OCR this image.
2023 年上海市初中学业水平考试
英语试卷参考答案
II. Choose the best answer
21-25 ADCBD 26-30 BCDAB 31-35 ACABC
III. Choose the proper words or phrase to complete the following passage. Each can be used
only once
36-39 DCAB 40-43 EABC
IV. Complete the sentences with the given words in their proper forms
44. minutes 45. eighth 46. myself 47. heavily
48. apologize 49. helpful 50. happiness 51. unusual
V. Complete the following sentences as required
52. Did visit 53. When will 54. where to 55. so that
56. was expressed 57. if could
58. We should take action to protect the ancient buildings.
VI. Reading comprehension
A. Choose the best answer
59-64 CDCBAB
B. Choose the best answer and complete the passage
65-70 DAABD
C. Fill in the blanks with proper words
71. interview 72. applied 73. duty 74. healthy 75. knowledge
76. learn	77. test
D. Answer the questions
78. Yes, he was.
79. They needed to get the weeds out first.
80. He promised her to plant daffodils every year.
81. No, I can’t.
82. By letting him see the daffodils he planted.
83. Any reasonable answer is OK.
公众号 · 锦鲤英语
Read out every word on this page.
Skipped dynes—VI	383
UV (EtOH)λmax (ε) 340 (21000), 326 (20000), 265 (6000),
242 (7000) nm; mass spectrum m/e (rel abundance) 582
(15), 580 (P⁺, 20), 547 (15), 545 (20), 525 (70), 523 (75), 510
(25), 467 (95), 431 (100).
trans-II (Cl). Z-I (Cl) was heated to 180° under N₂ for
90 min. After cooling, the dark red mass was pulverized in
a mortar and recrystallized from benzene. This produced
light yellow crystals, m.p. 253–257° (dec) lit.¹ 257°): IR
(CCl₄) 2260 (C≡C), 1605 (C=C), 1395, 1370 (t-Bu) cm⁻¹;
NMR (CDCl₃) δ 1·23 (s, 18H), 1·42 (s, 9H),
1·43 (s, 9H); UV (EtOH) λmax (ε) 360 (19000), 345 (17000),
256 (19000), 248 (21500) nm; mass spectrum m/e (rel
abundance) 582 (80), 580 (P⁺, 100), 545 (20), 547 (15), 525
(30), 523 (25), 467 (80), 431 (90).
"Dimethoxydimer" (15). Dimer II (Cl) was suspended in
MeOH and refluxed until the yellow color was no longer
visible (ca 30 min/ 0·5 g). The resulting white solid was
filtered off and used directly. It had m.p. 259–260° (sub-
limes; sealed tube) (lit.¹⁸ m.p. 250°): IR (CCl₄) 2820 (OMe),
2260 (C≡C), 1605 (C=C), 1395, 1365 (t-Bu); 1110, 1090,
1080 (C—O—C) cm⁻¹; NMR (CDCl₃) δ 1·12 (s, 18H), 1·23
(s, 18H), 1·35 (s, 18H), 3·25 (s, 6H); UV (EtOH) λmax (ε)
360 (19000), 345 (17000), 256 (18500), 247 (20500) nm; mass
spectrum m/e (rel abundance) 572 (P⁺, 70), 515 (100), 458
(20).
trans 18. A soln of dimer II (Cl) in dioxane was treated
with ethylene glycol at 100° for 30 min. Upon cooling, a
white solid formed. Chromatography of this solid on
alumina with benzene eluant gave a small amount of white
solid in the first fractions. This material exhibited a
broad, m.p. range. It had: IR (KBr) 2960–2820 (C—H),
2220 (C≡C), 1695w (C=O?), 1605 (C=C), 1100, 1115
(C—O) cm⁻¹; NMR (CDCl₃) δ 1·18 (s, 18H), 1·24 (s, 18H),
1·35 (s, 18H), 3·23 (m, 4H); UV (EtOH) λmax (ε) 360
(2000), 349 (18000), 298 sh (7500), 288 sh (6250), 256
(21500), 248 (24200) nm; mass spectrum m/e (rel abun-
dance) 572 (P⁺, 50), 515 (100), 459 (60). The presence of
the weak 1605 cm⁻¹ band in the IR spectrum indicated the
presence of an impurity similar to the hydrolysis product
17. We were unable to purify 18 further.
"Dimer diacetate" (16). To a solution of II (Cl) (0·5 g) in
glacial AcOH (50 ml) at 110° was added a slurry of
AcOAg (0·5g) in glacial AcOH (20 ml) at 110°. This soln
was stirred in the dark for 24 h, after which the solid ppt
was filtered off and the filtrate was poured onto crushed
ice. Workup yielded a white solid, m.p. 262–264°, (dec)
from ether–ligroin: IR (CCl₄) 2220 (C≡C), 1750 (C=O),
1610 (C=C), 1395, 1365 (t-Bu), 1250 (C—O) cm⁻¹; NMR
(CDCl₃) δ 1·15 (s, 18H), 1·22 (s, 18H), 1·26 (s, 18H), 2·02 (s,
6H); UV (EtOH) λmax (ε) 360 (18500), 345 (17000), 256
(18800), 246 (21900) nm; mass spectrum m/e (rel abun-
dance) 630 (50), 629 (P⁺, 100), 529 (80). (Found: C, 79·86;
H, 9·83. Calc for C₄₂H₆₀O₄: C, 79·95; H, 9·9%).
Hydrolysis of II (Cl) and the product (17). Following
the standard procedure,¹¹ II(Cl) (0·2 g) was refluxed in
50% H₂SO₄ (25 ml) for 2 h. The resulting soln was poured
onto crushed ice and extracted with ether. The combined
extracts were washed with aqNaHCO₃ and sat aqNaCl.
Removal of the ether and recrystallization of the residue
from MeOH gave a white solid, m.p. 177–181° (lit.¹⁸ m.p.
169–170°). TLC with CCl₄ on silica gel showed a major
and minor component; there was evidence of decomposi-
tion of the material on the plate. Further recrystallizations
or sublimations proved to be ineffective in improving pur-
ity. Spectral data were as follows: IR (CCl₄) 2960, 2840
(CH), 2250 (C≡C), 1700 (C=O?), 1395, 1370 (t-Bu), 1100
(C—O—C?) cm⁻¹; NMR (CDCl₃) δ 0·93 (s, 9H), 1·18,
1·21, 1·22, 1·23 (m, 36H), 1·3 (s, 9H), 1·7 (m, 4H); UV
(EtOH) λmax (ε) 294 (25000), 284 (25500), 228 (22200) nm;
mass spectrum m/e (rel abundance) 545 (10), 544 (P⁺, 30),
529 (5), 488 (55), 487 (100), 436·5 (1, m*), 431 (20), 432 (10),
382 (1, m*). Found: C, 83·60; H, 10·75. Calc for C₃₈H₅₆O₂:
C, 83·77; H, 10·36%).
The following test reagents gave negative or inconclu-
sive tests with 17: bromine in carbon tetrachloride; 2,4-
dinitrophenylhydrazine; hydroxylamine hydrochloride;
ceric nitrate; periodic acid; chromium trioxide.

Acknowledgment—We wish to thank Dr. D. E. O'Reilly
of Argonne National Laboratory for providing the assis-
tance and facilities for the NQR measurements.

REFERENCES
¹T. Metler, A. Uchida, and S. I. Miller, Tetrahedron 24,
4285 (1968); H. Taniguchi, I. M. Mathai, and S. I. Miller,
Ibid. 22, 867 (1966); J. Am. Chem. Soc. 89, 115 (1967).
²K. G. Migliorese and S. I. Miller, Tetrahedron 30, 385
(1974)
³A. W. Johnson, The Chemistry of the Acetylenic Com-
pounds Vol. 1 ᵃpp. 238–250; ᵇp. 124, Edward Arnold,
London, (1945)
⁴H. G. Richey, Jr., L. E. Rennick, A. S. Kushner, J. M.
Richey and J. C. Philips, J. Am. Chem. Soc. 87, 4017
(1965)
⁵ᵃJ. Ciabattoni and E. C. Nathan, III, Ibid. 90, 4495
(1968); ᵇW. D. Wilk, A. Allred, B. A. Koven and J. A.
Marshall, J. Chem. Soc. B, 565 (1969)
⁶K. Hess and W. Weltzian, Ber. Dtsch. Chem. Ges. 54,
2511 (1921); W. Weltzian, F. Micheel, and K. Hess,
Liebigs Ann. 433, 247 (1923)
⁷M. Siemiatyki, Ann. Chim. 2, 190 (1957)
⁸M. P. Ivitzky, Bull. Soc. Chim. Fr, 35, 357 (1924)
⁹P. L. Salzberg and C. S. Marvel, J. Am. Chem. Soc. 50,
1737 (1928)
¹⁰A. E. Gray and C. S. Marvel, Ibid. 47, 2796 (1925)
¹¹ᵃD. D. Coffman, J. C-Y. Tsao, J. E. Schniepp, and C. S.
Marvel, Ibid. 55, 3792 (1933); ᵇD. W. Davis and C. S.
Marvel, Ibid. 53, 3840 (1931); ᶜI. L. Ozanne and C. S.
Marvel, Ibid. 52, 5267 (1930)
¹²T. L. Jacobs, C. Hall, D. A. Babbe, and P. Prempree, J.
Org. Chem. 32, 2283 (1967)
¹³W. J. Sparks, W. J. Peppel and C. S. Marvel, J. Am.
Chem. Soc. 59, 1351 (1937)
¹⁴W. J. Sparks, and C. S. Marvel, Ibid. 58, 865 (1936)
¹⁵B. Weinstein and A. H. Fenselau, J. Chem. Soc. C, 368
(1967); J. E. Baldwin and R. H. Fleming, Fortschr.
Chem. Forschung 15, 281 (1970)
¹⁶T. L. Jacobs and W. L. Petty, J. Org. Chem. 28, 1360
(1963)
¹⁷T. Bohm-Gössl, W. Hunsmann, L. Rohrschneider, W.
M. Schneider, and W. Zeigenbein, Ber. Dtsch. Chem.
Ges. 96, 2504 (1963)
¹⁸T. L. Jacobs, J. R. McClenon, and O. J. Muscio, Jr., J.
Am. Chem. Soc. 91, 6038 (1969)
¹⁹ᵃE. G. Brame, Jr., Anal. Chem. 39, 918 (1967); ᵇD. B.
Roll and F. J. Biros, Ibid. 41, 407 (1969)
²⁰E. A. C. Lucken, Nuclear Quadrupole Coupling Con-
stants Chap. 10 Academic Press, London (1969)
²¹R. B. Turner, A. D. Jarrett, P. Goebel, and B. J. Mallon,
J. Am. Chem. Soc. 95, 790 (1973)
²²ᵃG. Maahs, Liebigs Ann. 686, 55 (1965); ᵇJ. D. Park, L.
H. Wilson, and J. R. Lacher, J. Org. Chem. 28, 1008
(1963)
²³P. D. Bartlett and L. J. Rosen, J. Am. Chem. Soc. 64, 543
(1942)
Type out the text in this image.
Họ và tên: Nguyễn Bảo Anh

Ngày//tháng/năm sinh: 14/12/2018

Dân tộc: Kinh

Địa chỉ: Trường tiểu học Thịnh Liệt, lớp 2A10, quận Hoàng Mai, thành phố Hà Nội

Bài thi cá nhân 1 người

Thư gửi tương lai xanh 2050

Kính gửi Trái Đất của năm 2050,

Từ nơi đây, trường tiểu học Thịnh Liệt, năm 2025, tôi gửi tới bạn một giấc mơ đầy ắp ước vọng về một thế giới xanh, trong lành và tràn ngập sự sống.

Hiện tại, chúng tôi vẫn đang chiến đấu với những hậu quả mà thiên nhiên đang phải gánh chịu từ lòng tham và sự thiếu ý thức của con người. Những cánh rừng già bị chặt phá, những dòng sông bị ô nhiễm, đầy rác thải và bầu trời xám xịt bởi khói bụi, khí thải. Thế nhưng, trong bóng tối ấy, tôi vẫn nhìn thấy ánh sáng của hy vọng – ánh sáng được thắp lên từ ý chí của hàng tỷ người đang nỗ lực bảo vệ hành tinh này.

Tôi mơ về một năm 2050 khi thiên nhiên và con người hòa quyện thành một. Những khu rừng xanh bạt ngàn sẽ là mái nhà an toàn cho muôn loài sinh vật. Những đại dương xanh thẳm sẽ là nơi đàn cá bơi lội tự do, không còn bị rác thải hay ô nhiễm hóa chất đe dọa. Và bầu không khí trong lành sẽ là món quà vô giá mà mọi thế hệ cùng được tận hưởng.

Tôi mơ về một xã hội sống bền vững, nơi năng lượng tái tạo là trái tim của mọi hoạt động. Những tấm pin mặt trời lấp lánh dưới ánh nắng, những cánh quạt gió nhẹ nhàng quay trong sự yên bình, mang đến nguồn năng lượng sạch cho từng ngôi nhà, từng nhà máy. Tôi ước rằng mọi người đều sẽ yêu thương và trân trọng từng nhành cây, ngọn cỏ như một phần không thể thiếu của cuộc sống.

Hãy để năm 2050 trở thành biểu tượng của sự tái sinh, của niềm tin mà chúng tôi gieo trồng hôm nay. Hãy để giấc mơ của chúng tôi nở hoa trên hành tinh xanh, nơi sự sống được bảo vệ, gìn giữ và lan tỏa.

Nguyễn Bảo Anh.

────────

> _What is asked_
List every line from the entries above in which "solid" appears.

> _Solution for this exercise_
visible (ca 30 min/ 0·5 g). The resulting white solid was
white solid formed. Chromatography of this solid on
solid in the first fractions. This material exhibited a
was stirred in the dark for 24 h, after which the solid ppt
ice. Workup yielded a white solid, m.p. 262–264°, (dec)
from MeOH gave a white solid, m.p. 177–181° (lit.¹⁸ m.p.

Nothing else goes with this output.